● Problem to work on:
You are to retype all of the data exactly as it appears.

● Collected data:

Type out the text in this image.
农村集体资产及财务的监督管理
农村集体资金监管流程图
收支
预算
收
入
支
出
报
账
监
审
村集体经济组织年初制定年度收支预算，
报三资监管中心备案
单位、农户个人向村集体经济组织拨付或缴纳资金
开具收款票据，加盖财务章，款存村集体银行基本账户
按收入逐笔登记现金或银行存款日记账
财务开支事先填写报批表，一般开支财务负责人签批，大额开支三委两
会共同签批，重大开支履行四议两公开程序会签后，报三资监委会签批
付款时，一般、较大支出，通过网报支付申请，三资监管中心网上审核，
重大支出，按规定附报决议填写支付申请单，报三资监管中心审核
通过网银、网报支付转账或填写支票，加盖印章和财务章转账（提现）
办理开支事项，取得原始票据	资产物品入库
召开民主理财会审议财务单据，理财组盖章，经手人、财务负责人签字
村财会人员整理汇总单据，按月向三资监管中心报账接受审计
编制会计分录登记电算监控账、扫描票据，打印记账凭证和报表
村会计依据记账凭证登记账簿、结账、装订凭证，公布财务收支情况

● Final answer:
Type out the text in this image.
农村集体资产及财务的监督管理
农村集体资金监管流程图
收支
预算
收
入
支
出
报
账
监
审
村集体经济组织年初制定年度收支预算，
报三资监管中心备案
单位、农户个人向村集体经济组织拨付或缴纳资金
开具收款票据，加盖财务章，款存村集体银行基本账户
按收入逐笔登记现金或银行存款日记账
财务开支事先填写报批表，一般开支财务负责人签批，大额开支三委两
会共同签批，重大开支履行四议两公开程序会签后，报三资监委会签批
付款时，一般、较大支出，通过网报支付申请，三资监管中心网上审核，
重大支出，按规定附报决议填写支付申请单，报三资监管中心审核
通过网银、网报支付转账或填写支票，加盖印章和财务章转账（提现）
办理开支事项，取得原始票据	资产物品入库
召开民主理财会审议财务单据，理财组盖章，经手人、财务负责人签字
村财会人员整理汇总单据，按月向三资监管中心报账接受审计
编制会计分录登记电算监控账、扫描票据，打印记账凭证和报表
村会计依据记账凭证登记账簿、结账、装订凭证，公布财务收支情况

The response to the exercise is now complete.